▶ [Challenge]: Repeat the material below exactly, with no pictures.

'''

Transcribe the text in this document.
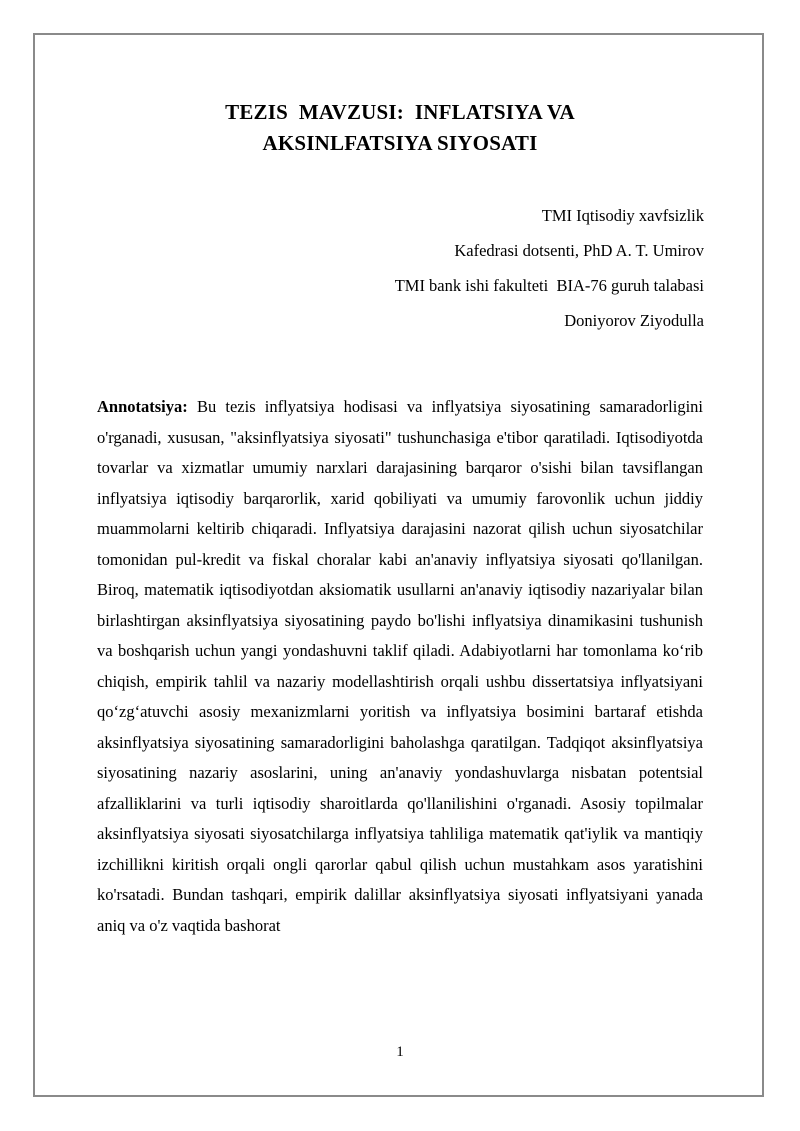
TEZIS  MAVZUSI:  INFLATSIYA VA
AKSINLFATSIYA SIYOSATI
TMI Iqtisodiy xavfsizlik
Kafedrasi dotsenti, PhD A. T. Umirov
TMI bank ishi fakulteti  BIA-76 guruh talabasi
Doniyorov Ziyodulla

Annotatsiya: Bu tezis inflyatsiya hodisasi va inflyatsiya siyosatining samaradorligini o'rganadi, xususan, "aksinflyatsiya siyosati" tushunchasiga e'tibor qaratiladi. Iqtisodiyotda tovarlar va xizmatlar umumiy narxlari darajasining barqaror o'sishi bilan tavsiflangan inflyatsiya iqtisodiy barqarorlik, xarid qobiliyati va umumiy farovonlik uchun jiddiy muammolarni keltirib chiqaradi. Inflyatsiya darajasini nazorat qilish uchun siyosatchilar tomonidan pul-kredit va fiskal choralar kabi an'anaviy inflyatsiya siyosati qo'llanilgan. Biroq, matematik iqtisodiyotdan aksiomatik usullarni an'anaviy iqtisodiy nazariyalar bilan birlashtirgan aksinflyatsiya siyosatining paydo bo'lishi inflyatsiya dinamikasini tushunish va boshqarish uchun yangi yondashuvni taklif qiladi. Adabiyotlarni har tomonlama ko‘rib chiqish, empirik tahlil va nazariy modellashtirish orqali ushbu dissertatsiya inflyatsiyani qo‘zg‘atuvchi asosiy mexanizmlarni yoritish va inflyatsiya bosimini bartaraf etishda aksinflyatsiya siyosatining samaradorligini baholashga qaratilgan. Tadqiqot aksinflyatsiya siyosatining nazariy asoslarini, uning an'anaviy yondashuvlarga nisbatan potentsial afzalliklarini va turli iqtisodiy sharoitlarda qo'llanilishini o'rganadi. Asosiy topilmalar aksinflyatsiya siyosati siyosatchilarga inflyatsiya tahliliga matematik qat'iylik va mantiqiy izchillikni kiritish orqali ongli qarorlar qabul qilish uchun mustahkam asos yaratishini ko'rsatadi. Bundan tashqari, empirik dalillar aksinflyatsiya siyosati inflyatsiyani yanada aniq va o'z vaqtida bashorat

1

'''

▶ [Complete response]:
Transcribe the text in this document.
TEZIS  MAVZUSI:  INFLATSIYA VA
AKSINLFATSIYA SIYOSATI
TMI Iqtisodiy xavfsizlik
Kafedrasi dotsenti, PhD A. T. Umirov
TMI bank ishi fakulteti  BIA-76 guruh talabasi
Doniyorov Ziyodulla

Annotatsiya: Bu tezis inflyatsiya hodisasi va inflyatsiya siyosatining samaradorligini o'rganadi, xususan, "aksinflyatsiya siyosati" tushunchasiga e'tibor qaratiladi. Iqtisodiyotda tovarlar va xizmatlar umumiy narxlari darajasining barqaror o'sishi bilan tavsiflangan inflyatsiya iqtisodiy barqarorlik, xarid qobiliyati va umumiy farovonlik uchun jiddiy muammolarni keltirib chiqaradi. Inflyatsiya darajasini nazorat qilish uchun siyosatchilar tomonidan pul-kredit va fiskal choralar kabi an'anaviy inflyatsiya siyosati qo'llanilgan. Biroq, matematik iqtisodiyotdan aksiomatik usullarni an'anaviy iqtisodiy nazariyalar bilan birlashtirgan aksinflyatsiya siyosatining paydo bo'lishi inflyatsiya dinamikasini tushunish va boshqarish uchun yangi yondashuvni taklif qiladi. Adabiyotlarni har tomonlama ko‘rib chiqish, empirik tahlil va nazariy modellashtirish orqali ushbu dissertatsiya inflyatsiyani qo‘zg‘atuvchi asosiy mexanizmlarni yoritish va inflyatsiya bosimini bartaraf etishda aksinflyatsiya siyosatining samaradorligini baholashga qaratilgan. Tadqiqot aksinflyatsiya siyosatining nazariy asoslarini, uning an'anaviy yondashuvlarga nisbatan potentsial afzalliklarini va turli iqtisodiy sharoitlarda qo'llanilishini o'rganadi. Asosiy topilmalar aksinflyatsiya siyosati siyosatchilarga inflyatsiya tahliliga matematik qat'iylik va mantiqiy izchillikni kiritish orqali ongli qarorlar qabul qilish uchun mustahkam asos yaratishini ko'rsatadi. Bundan tashqari, empirik dalillar aksinflyatsiya siyosati inflyatsiyani yanada aniq va o'z vaqtida bashorat

1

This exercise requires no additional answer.